▸ **WRITTEN TASK**
Which lines include the word "ylabel"? Copy each of them.

===== GIVEN DATA =====

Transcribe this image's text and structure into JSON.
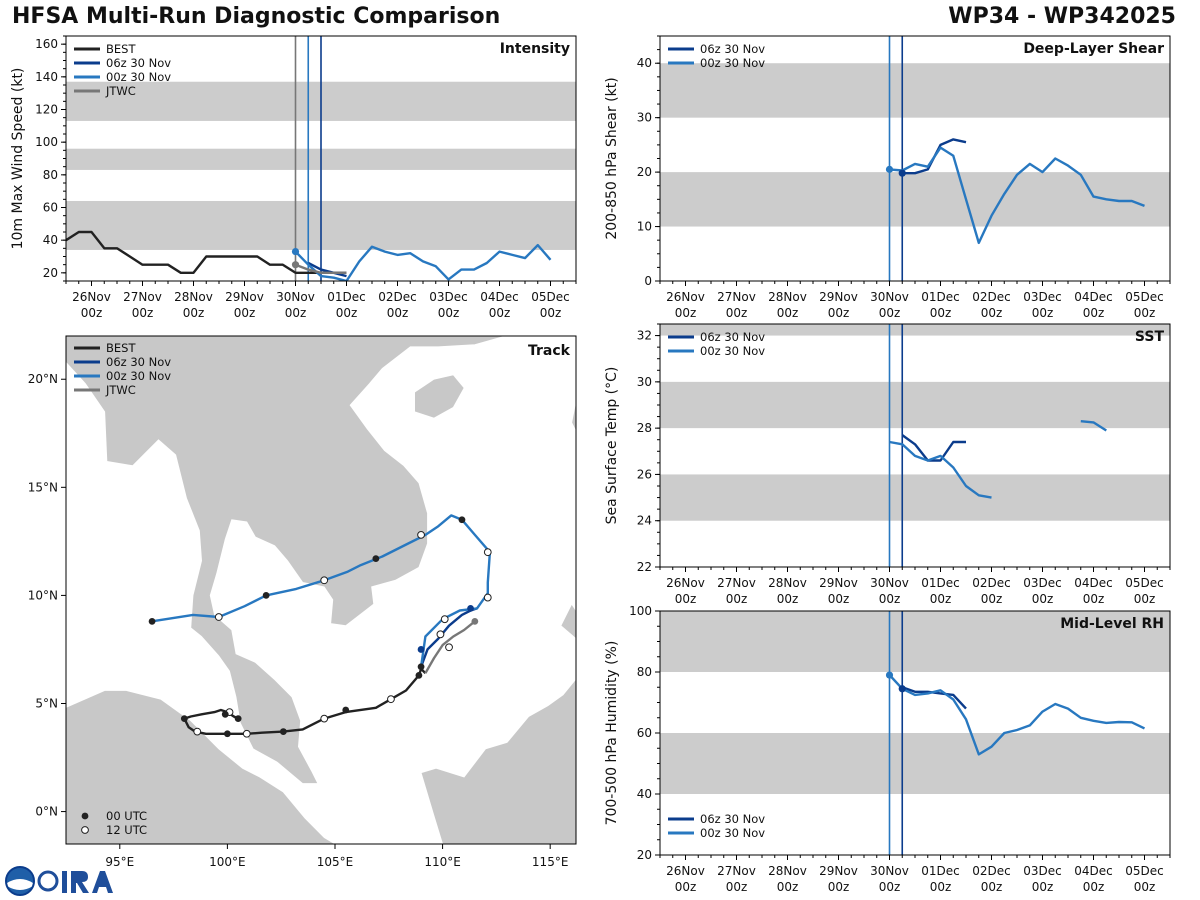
{
  "header": {
    "title_left": "HFSA Multi-Run Diagnostic Comparison",
    "title_right": "WP34 - WP342025"
  },
  "logo": {
    "text": "CIRA",
    "emblem": "noaa-seal-icon"
  },
  "colors": {
    "best": "#222222",
    "run06": "#0b3c8c",
    "run00": "#2878c0",
    "jtwc": "#777777",
    "band": "#cccccc",
    "land": "#c8c8c8"
  },
  "time_ticks": [
    "26Nov\n00z",
    "27Nov\n00z",
    "28Nov\n00z",
    "29Nov\n00z",
    "30Nov\n00z",
    "01Dec\n00z",
    "02Dec\n00z",
    "03Dec\n00z",
    "04Dec\n00z",
    "05Dec\n00z"
  ],
  "chart_data": [
    {
      "id": "intensity",
      "type": "line",
      "title": "Intensity",
      "ylabel": "10m Max Wind Speed (kt)",
      "x_units": "days since 26Nov 00z",
      "xlim": [
        -0.5,
        9.5
      ],
      "ylim": [
        15,
        165
      ],
      "yticks": [
        20,
        40,
        60,
        80,
        100,
        120,
        140,
        160
      ],
      "bands": [
        [
          34,
          64
        ],
        [
          83,
          96
        ],
        [
          113,
          137
        ]
      ],
      "vlines": [
        {
          "x": 4.0,
          "color": "jtwc"
        },
        {
          "x": 4.25,
          "color": "run00"
        },
        {
          "x": 4.5,
          "color": "run06"
        }
      ],
      "series": [
        {
          "name": "BEST",
          "color": "best",
          "x": [
            -0.5,
            -0.25,
            0,
            0.25,
            0.5,
            0.75,
            1,
            1.25,
            1.5,
            1.75,
            2,
            2.25,
            2.5,
            2.75,
            3,
            3.25,
            3.5,
            3.75,
            4,
            4.25,
            4.5,
            4.75,
            5
          ],
          "y": [
            40,
            45,
            45,
            35,
            35,
            30,
            25,
            25,
            25,
            20,
            20,
            30,
            30,
            30,
            30,
            30,
            25,
            25,
            20,
            20,
            20,
            20,
            20
          ]
        },
        {
          "name": "06z 30 Nov",
          "color": "run06",
          "x": [
            4.25,
            4.5,
            4.75,
            5.0
          ],
          "y": [
            26,
            22,
            20,
            18
          ]
        },
        {
          "name": "00z 30 Nov",
          "color": "run00",
          "x": [
            4,
            4.25,
            4.5,
            4.75,
            5,
            5.25,
            5.5,
            5.75,
            6,
            6.25,
            6.5,
            6.75,
            7,
            7.25,
            7.5,
            7.75,
            8,
            8.25,
            8.5,
            8.75,
            9
          ],
          "y": [
            33,
            25,
            18,
            17,
            15,
            27,
            36,
            33,
            31,
            32,
            27,
            24,
            16,
            22,
            22,
            26,
            33,
            31,
            29,
            37,
            28
          ]
        },
        {
          "name": "JTWC",
          "color": "jtwc",
          "x": [
            4,
            4.25,
            4.5,
            4.75,
            5.0
          ],
          "y": [
            25,
            22,
            20,
            20,
            20
          ]
        }
      ],
      "markers": [
        {
          "x": 4.0,
          "y": 33,
          "color": "run00"
        },
        {
          "x": 4.0,
          "y": 25,
          "color": "jtwc"
        }
      ]
    },
    {
      "id": "shear",
      "type": "line",
      "title": "Deep-Layer Shear",
      "ylabel": "200-850 hPa Shear (kt)",
      "x_units": "days since 26Nov 00z",
      "xlim": [
        -0.5,
        9.5
      ],
      "ylim": [
        0,
        45
      ],
      "yticks": [
        0,
        10,
        20,
        30,
        40
      ],
      "bands": [
        [
          10,
          20
        ],
        [
          30,
          40
        ]
      ],
      "vlines": [
        {
          "x": 4.0,
          "color": "run00"
        },
        {
          "x": 4.25,
          "color": "run06"
        }
      ],
      "series": [
        {
          "name": "06z 30 Nov",
          "color": "run06",
          "x": [
            4.25,
            4.5,
            4.75,
            5,
            5.25,
            5.5
          ],
          "y": [
            19.8,
            19.8,
            20.5,
            25,
            26,
            25.5
          ]
        },
        {
          "name": "00z 30 Nov",
          "color": "run00",
          "x": [
            4,
            4.25,
            4.5,
            4.75,
            5,
            5.25,
            5.5,
            5.75,
            6,
            6.25,
            6.5,
            6.75,
            7,
            7.25,
            7.5,
            7.75,
            8,
            8.25,
            8.5,
            8.75,
            9
          ],
          "y": [
            20.5,
            20.3,
            21.5,
            21,
            24.5,
            23,
            15,
            7,
            12,
            16,
            19.5,
            21.5,
            20,
            22.5,
            21.2,
            19.5,
            15.5,
            15,
            14.7,
            14.7,
            13.8
          ]
        }
      ],
      "markers": [
        {
          "x": 4.0,
          "y": 20.5,
          "color": "run00"
        },
        {
          "x": 4.25,
          "y": 19.8,
          "color": "run06"
        }
      ]
    },
    {
      "id": "sst",
      "type": "line",
      "title": "SST",
      "ylabel": "Sea Surface Temp (°C)",
      "x_units": "days since 26Nov 00z",
      "xlim": [
        -0.5,
        9.5
      ],
      "ylim": [
        22,
        32.5
      ],
      "yticks": [
        22,
        24,
        26,
        28,
        30,
        32
      ],
      "bands": [
        [
          24,
          26
        ],
        [
          28,
          30
        ],
        [
          32,
          32.5
        ]
      ],
      "vlines": [
        {
          "x": 4.0,
          "color": "run00"
        },
        {
          "x": 4.25,
          "color": "run06"
        }
      ],
      "series": [
        {
          "name": "06z 30 Nov",
          "color": "run06",
          "x": [
            4.25,
            4.5,
            4.75,
            5,
            5.25,
            5.5
          ],
          "y": [
            27.7,
            27.3,
            26.6,
            26.6,
            27.4,
            27.4
          ]
        },
        {
          "name": "00z 30 Nov",
          "color": "run00",
          "x": [
            4,
            4.25,
            4.5,
            4.75,
            5,
            5.25,
            5.5,
            5.75,
            6
          ],
          "y": [
            27.4,
            27.3,
            26.8,
            26.6,
            26.8,
            26.3,
            25.5,
            25.1,
            25.0
          ]
        },
        {
          "name": "00z 30 Nov",
          "color": "run00",
          "x": [
            7.75,
            8,
            8.25
          ],
          "y": [
            28.3,
            28.25,
            27.9
          ]
        }
      ],
      "markers": []
    },
    {
      "id": "rh",
      "type": "line",
      "title": "Mid-Level RH",
      "ylabel": "700-500 hPa Humidity (%)",
      "x_units": "days since 26Nov 00z",
      "xlim": [
        -0.5,
        9.5
      ],
      "ylim": [
        20,
        100
      ],
      "yticks": [
        20,
        40,
        60,
        80,
        100
      ],
      "bands": [
        [
          40,
          60
        ],
        [
          80,
          100
        ]
      ],
      "vlines": [
        {
          "x": 4.0,
          "color": "run00"
        },
        {
          "x": 4.25,
          "color": "run06"
        }
      ],
      "series": [
        {
          "name": "06z 30 Nov",
          "color": "run06",
          "x": [
            4.25,
            4.5,
            4.75,
            5,
            5.25,
            5.5
          ],
          "y": [
            75,
            73.5,
            73.5,
            73,
            72.5,
            68
          ]
        },
        {
          "name": "00z 30 Nov",
          "color": "run00",
          "x": [
            4,
            4.25,
            4.5,
            4.75,
            5,
            5.25,
            5.5,
            5.75,
            6,
            6.25,
            6.5,
            6.75,
            7,
            7.25,
            7.5,
            7.75,
            8,
            8.25,
            8.5,
            8.75,
            9
          ],
          "y": [
            79,
            74.5,
            72.5,
            73,
            74,
            71,
            64.5,
            53,
            55.5,
            60,
            61,
            62.5,
            67,
            69.5,
            68,
            65,
            64,
            63.3,
            63.6,
            63.5,
            61.5
          ]
        }
      ],
      "markers": [
        {
          "x": 4.0,
          "y": 79,
          "color": "run00"
        },
        {
          "x": 4.25,
          "y": 74.5,
          "color": "run06"
        }
      ]
    },
    {
      "id": "track",
      "type": "scatter",
      "title": "Track",
      "xlim": [
        92.5,
        116.2
      ],
      "ylim": [
        -1.5,
        22
      ],
      "xticks": [
        95,
        100,
        105,
        110,
        115
      ],
      "xtick_labels": [
        "95°E",
        "100°E",
        "105°E",
        "110°E",
        "115°E"
      ],
      "yticks": [
        0,
        5,
        10,
        15,
        20
      ],
      "ytick_labels": [
        "0°N",
        "5°N",
        "10°N",
        "15°N",
        "20°N"
      ],
      "series": [
        {
          "name": "BEST",
          "color": "best",
          "lon": [
            100.5,
            100.3,
            100.0,
            99.7,
            99.4,
            98.8,
            98.3,
            98.0,
            98.2,
            98.5,
            99.0,
            100.0,
            100.9,
            101.6,
            102.6,
            103.5,
            104.5,
            105.5,
            106.9,
            107.6,
            108.3,
            108.9,
            109.0,
            109.2
          ],
          "lat": [
            4.3,
            4.4,
            4.6,
            4.7,
            4.6,
            4.5,
            4.4,
            4.3,
            3.9,
            3.7,
            3.6,
            3.6,
            3.6,
            3.65,
            3.7,
            3.8,
            4.3,
            4.6,
            4.8,
            5.2,
            5.6,
            6.3,
            6.6,
            6.4
          ],
          "pts00": [
            [
              100.5,
              4.3
            ],
            [
              99.9,
              4.5
            ],
            [
              98.0,
              4.3
            ],
            [
              100.0,
              3.6
            ],
            [
              102.6,
              3.7
            ],
            [
              105.5,
              4.7
            ],
            [
              108.9,
              6.3
            ]
          ],
          "pts12": [
            [
              100.1,
              4.6
            ],
            [
              98.6,
              3.7
            ],
            [
              100.9,
              3.6
            ],
            [
              104.5,
              4.3
            ],
            [
              107.6,
              5.2
            ]
          ]
        },
        {
          "name": "06z 30 Nov",
          "color": "run06",
          "lon": [
            109.0,
            109.3,
            109.8,
            110.3,
            110.9,
            111.3,
            111.6
          ],
          "lat": [
            6.7,
            7.5,
            8.0,
            8.6,
            9.1,
            9.3,
            9.4
          ],
          "pts00": [
            [
              109.0,
              7.5
            ],
            [
              111.3,
              9.4
            ]
          ],
          "pts12": [
            [
              109.9,
              8.2
            ]
          ]
        },
        {
          "name": "00z 30 Nov",
          "color": "run00",
          "lon": [
            109.0,
            109.2,
            110.0,
            110.8,
            111.6,
            112.1,
            112.1,
            112.2,
            111.5,
            110.9,
            110.4,
            109.8,
            109.2,
            108.4,
            107.2,
            106.2,
            105.6,
            104.5,
            103.2,
            101.8,
            100.8,
            99.6,
            98.4,
            96.5
          ],
          "lat": [
            6.7,
            8.1,
            8.9,
            9.3,
            9.4,
            10.1,
            10.6,
            12.0,
            12.8,
            13.5,
            13.7,
            13.2,
            12.8,
            12.4,
            11.8,
            11.4,
            11.1,
            10.7,
            10.3,
            10.0,
            9.5,
            9.0,
            9.1,
            8.8
          ],
          "pts00": [
            [
              109.0,
              6.7
            ],
            [
              110.9,
              13.5
            ],
            [
              106.9,
              11.7
            ],
            [
              101.8,
              10.0
            ],
            [
              96.5,
              8.8
            ]
          ],
          "pts12": [
            [
              110.1,
              8.9
            ],
            [
              112.1,
              9.9
            ],
            [
              112.1,
              12.0
            ],
            [
              109.0,
              12.8
            ],
            [
              104.5,
              10.7
            ],
            [
              99.6,
              9.0
            ]
          ]
        },
        {
          "name": "JTWC",
          "color": "jtwc",
          "lon": [
            109.2,
            109.6,
            110.0,
            110.5,
            111.0,
            111.5
          ],
          "lat": [
            6.4,
            7.1,
            7.7,
            8.1,
            8.4,
            8.8
          ],
          "pts00": [
            [
              111.5,
              8.8
            ]
          ],
          "pts12": [
            [
              110.3,
              7.6
            ]
          ]
        }
      ],
      "marker_legend": [
        "00 UTC",
        "12 UTC"
      ]
    }
  ]
}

=====

▸ **WRITTEN ANSWER**
      "ylabel": "10m Max Wind Speed (kt)",
      "ylabel": "200-850 hPa Shear (kt)",
      "ylabel": "Sea Surface Temp (°C)",
      "ylabel": "700-500 hPa Humidity (%)",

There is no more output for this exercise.